• [To do]: Report how many lines contain the word "ylabel"; answer with the number only.

• [Items]:
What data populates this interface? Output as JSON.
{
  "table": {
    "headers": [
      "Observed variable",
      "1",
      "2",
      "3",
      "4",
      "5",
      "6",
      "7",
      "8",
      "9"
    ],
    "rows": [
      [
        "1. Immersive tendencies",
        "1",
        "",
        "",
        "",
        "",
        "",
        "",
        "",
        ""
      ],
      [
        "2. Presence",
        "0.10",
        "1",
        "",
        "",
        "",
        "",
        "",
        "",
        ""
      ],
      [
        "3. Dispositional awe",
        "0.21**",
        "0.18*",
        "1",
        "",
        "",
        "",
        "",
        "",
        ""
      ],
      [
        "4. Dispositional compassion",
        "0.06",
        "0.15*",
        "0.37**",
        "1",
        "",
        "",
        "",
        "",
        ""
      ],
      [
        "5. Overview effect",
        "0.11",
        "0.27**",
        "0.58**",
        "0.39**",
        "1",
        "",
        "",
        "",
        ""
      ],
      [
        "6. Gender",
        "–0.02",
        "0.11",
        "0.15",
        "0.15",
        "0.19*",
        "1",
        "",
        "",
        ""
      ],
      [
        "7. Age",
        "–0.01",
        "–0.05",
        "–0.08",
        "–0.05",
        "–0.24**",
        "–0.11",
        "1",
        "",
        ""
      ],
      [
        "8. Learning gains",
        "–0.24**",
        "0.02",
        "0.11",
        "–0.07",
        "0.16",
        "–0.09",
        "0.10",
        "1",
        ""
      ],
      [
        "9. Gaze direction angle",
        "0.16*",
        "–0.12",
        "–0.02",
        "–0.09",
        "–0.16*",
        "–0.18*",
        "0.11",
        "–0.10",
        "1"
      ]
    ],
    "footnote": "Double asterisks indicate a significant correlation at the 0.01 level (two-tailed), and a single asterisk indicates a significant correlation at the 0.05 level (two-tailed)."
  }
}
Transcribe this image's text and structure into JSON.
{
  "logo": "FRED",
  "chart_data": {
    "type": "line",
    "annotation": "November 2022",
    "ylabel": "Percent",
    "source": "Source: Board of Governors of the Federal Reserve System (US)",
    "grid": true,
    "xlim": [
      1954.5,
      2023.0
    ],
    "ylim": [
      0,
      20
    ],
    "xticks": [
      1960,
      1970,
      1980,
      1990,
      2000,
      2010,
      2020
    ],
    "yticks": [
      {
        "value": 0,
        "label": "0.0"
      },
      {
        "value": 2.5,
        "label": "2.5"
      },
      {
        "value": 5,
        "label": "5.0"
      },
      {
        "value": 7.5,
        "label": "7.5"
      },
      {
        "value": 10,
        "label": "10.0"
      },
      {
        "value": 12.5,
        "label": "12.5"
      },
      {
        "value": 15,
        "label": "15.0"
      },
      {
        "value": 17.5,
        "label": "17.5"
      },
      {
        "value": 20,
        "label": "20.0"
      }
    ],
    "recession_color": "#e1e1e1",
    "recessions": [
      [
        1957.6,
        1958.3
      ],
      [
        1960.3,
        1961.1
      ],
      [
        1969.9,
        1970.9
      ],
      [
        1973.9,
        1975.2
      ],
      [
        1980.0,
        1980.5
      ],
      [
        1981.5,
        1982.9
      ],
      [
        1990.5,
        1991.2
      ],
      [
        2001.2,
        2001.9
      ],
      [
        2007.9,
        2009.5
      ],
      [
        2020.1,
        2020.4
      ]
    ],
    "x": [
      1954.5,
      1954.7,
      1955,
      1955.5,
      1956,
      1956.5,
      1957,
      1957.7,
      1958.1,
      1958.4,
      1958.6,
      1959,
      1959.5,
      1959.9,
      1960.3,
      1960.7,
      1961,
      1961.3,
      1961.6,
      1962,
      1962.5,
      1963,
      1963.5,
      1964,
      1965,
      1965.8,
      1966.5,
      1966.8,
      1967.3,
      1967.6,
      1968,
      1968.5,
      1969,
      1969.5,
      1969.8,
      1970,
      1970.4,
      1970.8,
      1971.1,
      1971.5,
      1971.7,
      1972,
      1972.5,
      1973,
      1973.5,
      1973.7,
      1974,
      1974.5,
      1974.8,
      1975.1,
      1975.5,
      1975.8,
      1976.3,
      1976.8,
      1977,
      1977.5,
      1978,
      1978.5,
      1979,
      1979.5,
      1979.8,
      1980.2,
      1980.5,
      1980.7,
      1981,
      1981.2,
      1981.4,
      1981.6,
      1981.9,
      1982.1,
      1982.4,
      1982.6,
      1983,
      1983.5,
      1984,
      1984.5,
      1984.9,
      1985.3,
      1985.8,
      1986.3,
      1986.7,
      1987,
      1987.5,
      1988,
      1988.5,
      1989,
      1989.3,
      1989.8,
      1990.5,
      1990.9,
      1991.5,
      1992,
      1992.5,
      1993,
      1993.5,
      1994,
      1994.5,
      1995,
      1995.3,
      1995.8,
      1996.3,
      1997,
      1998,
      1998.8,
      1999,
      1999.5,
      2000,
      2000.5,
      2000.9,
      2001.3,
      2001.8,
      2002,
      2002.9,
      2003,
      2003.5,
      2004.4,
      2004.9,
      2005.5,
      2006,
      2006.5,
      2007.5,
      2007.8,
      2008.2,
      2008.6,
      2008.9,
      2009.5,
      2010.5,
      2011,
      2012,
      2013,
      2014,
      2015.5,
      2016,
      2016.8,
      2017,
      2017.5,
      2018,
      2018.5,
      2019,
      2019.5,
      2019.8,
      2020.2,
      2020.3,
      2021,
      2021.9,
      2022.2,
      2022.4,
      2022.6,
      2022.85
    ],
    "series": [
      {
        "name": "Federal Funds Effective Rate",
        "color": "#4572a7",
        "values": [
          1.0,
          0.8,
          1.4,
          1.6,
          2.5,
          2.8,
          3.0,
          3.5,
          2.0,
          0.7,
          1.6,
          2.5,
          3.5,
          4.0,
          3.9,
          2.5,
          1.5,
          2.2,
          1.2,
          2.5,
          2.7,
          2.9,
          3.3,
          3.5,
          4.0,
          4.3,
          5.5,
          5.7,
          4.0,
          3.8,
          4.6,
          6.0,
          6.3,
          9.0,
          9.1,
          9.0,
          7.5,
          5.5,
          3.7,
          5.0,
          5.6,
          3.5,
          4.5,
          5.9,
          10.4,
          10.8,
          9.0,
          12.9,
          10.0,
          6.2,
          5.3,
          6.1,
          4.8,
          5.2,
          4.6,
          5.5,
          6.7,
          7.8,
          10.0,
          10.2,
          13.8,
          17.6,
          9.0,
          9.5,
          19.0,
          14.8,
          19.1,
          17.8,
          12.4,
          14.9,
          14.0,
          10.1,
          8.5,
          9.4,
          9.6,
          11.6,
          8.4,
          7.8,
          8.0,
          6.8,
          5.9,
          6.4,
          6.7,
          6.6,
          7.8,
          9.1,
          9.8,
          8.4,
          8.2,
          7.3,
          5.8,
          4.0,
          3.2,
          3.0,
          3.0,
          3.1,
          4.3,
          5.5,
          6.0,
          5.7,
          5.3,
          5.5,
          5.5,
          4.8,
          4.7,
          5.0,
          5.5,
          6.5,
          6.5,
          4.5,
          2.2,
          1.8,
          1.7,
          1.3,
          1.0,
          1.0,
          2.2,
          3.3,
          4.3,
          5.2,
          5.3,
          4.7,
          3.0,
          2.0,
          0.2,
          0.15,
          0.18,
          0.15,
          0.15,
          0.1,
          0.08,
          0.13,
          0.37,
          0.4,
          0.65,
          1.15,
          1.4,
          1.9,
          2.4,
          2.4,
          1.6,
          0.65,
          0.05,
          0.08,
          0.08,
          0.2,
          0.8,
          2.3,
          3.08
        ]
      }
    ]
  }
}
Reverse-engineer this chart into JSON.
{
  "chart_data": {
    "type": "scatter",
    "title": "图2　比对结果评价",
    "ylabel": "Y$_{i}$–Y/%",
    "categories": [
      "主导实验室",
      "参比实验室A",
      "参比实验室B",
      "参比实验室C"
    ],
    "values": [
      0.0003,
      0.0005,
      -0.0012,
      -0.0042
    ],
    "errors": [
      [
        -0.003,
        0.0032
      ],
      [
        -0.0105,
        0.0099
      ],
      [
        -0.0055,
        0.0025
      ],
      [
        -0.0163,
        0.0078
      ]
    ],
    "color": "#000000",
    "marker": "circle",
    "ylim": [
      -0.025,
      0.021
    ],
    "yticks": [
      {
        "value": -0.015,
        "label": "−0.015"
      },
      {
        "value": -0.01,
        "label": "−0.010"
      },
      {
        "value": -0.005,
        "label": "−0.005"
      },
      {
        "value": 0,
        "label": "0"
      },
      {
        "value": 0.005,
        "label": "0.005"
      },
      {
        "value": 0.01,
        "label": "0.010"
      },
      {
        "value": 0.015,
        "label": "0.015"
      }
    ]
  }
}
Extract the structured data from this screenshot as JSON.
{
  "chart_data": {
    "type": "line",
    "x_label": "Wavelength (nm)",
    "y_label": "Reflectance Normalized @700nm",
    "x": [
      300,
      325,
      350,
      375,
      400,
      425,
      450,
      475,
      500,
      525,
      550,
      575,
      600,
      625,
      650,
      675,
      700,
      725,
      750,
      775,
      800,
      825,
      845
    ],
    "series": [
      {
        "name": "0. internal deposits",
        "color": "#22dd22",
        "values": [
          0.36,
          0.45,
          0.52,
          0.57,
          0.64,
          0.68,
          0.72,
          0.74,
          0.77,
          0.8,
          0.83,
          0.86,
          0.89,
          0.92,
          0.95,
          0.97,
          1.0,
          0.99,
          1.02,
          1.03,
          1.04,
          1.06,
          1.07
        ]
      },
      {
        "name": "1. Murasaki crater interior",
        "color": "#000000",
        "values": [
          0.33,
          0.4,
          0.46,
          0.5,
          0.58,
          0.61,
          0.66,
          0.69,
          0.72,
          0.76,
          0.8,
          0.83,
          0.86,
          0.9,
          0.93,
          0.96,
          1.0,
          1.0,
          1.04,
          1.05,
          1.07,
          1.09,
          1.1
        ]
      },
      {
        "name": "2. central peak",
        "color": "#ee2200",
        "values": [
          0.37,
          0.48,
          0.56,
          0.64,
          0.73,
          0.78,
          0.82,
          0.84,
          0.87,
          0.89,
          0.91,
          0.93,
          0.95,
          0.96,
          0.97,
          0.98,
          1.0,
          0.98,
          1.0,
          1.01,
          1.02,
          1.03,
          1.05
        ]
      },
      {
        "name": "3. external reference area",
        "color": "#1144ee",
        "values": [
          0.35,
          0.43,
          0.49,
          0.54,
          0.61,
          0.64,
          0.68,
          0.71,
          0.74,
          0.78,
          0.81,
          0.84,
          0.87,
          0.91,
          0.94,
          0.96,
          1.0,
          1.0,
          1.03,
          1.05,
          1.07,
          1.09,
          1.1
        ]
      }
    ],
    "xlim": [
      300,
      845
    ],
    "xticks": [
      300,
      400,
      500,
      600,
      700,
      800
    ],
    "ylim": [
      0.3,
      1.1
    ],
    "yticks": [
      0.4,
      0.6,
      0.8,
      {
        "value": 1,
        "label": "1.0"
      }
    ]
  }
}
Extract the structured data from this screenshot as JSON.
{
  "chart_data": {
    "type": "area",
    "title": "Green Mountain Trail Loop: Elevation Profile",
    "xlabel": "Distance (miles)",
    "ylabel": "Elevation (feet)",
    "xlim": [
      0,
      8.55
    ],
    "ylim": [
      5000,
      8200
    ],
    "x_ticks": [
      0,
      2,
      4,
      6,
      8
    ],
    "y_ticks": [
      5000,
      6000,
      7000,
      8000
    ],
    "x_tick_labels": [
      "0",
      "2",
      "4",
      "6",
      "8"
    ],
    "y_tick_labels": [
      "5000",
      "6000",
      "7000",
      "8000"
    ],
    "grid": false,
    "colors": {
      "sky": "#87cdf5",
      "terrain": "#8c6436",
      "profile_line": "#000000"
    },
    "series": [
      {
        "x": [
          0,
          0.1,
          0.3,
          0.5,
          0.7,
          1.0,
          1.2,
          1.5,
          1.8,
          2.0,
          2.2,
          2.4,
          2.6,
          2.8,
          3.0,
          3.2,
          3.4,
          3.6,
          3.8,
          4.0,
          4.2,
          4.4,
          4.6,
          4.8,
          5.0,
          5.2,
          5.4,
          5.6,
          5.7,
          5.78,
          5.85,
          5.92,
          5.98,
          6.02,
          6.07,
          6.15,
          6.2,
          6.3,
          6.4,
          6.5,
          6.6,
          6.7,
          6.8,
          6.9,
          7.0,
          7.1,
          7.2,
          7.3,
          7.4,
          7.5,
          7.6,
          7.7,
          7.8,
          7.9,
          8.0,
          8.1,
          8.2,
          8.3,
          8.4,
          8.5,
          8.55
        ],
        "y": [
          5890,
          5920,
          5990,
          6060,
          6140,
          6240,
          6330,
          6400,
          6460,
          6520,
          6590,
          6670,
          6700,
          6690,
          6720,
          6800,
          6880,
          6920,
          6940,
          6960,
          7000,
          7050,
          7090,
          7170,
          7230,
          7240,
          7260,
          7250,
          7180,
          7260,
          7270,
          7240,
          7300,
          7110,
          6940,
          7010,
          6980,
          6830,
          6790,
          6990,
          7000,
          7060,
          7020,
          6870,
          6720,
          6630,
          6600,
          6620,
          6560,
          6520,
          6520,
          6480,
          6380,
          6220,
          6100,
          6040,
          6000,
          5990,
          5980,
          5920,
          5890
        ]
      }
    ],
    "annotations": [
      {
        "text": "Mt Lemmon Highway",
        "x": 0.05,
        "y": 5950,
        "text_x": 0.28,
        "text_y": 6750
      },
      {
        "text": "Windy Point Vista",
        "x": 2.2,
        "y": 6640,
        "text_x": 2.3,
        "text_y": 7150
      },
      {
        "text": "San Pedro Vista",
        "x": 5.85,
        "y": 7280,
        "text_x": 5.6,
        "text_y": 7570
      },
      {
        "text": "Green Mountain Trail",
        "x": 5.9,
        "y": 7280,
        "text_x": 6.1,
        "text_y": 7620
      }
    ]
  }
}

• [Complete answer]: 3